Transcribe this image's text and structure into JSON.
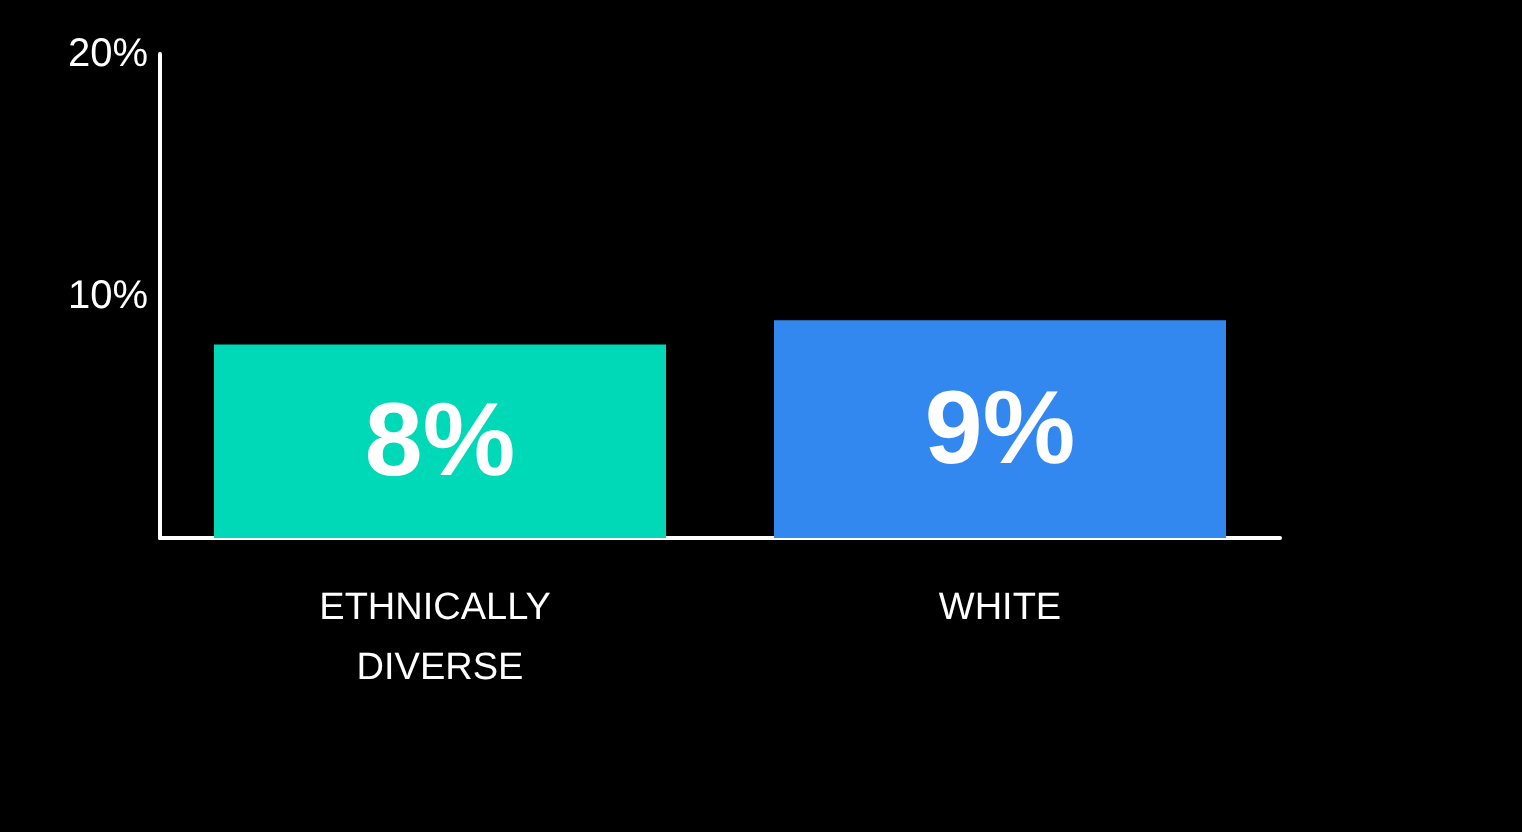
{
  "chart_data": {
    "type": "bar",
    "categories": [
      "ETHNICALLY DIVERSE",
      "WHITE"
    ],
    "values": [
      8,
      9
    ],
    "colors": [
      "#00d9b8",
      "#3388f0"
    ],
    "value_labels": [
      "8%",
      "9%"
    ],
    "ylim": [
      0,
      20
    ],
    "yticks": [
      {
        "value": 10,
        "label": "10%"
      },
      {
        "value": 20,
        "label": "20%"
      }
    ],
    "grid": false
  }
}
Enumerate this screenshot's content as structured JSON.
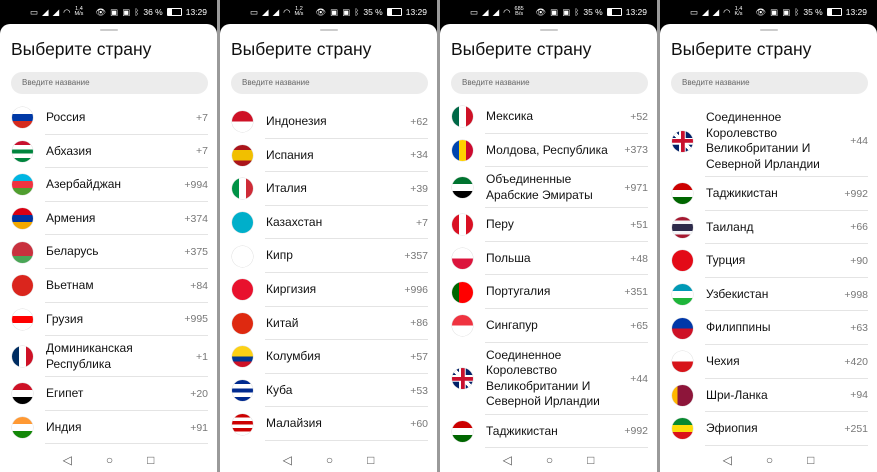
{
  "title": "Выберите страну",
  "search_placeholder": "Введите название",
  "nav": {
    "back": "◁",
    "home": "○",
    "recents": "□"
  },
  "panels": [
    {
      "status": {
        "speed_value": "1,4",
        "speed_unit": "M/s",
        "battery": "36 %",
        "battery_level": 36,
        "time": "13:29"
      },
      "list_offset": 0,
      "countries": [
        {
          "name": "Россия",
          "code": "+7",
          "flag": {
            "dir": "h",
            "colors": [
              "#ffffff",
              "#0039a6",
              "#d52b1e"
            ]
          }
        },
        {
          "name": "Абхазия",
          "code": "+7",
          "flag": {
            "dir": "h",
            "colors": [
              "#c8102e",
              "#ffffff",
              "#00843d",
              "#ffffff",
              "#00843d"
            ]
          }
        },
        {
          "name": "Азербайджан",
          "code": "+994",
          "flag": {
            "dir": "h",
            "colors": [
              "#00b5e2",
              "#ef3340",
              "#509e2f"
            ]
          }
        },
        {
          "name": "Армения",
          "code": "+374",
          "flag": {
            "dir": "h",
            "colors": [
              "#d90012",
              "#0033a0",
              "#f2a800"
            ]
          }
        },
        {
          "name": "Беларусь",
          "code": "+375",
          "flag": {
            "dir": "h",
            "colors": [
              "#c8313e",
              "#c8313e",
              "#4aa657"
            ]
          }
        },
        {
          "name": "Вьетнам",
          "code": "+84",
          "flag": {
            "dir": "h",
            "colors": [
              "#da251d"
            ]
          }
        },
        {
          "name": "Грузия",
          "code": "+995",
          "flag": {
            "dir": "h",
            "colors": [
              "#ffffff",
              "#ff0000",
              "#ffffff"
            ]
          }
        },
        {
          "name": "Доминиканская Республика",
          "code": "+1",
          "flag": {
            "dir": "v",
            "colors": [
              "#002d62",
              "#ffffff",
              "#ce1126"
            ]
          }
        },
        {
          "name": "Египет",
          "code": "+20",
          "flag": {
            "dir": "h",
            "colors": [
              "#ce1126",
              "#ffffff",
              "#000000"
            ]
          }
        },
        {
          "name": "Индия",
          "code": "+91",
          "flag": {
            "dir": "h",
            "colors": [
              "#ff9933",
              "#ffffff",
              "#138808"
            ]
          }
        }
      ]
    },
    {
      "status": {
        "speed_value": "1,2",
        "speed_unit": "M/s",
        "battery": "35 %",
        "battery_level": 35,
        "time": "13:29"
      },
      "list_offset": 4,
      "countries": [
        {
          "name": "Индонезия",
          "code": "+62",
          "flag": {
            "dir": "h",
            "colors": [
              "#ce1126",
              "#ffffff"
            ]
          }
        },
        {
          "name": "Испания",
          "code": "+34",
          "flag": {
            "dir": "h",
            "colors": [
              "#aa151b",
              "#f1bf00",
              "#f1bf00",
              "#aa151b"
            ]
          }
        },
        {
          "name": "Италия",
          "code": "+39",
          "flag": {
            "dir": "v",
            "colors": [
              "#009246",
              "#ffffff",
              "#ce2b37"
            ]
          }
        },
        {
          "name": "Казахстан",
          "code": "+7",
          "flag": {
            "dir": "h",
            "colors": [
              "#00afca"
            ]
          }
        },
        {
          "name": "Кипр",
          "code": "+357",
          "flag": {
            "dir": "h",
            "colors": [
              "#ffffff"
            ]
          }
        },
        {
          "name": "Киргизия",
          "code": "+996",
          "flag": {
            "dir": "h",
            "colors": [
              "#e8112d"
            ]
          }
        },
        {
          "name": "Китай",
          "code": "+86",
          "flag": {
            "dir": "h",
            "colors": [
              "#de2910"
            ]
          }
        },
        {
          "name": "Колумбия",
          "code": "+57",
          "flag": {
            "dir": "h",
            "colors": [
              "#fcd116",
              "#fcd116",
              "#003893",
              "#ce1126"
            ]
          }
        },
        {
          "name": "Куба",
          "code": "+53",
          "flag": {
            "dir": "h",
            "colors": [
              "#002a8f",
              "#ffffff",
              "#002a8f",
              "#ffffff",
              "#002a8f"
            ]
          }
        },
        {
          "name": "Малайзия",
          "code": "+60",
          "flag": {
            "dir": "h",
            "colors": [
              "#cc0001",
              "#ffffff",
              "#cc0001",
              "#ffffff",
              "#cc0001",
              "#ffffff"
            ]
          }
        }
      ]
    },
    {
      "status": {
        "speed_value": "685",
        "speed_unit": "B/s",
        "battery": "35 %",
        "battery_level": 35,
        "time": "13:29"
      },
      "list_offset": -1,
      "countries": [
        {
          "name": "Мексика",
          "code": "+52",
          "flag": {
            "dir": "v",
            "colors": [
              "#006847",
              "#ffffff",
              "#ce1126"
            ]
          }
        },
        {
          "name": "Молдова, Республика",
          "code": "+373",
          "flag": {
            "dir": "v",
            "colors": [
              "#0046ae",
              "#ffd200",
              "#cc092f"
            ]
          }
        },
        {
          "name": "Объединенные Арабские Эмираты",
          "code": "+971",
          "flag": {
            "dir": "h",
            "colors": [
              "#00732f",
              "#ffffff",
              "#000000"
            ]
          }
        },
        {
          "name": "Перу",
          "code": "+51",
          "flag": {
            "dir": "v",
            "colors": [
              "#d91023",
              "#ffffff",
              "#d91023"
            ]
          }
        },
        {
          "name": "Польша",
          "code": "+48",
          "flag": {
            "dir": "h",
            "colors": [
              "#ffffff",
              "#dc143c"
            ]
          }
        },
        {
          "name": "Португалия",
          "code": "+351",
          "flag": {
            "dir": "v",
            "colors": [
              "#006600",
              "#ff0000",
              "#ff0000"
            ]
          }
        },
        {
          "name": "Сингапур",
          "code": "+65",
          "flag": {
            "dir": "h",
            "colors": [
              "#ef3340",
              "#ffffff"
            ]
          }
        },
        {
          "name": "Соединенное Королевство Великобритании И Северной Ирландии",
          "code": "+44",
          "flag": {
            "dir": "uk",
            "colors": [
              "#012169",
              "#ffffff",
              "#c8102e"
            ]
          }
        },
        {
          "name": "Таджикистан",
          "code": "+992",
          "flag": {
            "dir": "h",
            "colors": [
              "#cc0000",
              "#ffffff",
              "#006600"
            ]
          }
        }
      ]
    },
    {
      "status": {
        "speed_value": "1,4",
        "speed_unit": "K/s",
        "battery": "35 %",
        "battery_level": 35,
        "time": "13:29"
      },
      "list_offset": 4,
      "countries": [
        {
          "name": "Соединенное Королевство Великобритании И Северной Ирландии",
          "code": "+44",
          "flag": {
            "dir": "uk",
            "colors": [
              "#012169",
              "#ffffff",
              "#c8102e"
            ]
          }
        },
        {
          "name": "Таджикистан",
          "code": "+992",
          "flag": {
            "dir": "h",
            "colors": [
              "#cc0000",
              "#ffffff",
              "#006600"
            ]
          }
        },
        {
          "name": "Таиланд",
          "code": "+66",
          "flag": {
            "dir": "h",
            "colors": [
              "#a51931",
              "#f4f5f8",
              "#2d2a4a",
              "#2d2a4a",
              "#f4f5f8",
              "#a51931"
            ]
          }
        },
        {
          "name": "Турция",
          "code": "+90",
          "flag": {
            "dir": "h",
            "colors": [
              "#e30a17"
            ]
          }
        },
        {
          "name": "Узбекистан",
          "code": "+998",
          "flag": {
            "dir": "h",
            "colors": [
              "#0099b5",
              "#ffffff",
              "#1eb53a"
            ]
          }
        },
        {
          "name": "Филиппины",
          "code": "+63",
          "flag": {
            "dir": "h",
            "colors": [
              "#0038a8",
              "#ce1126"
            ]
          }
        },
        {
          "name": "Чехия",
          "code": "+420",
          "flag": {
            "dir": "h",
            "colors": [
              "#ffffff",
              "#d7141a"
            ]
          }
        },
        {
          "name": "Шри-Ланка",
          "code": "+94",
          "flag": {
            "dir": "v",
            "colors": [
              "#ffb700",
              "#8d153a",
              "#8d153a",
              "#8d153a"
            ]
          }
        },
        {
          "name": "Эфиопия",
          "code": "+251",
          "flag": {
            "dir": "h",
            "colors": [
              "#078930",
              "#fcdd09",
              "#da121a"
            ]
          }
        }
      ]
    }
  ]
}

────────────────────────────────────────

# [Given exercise]
From the listing, tally every line with the word "Республика" in it and give only the tally.

# [Response]
2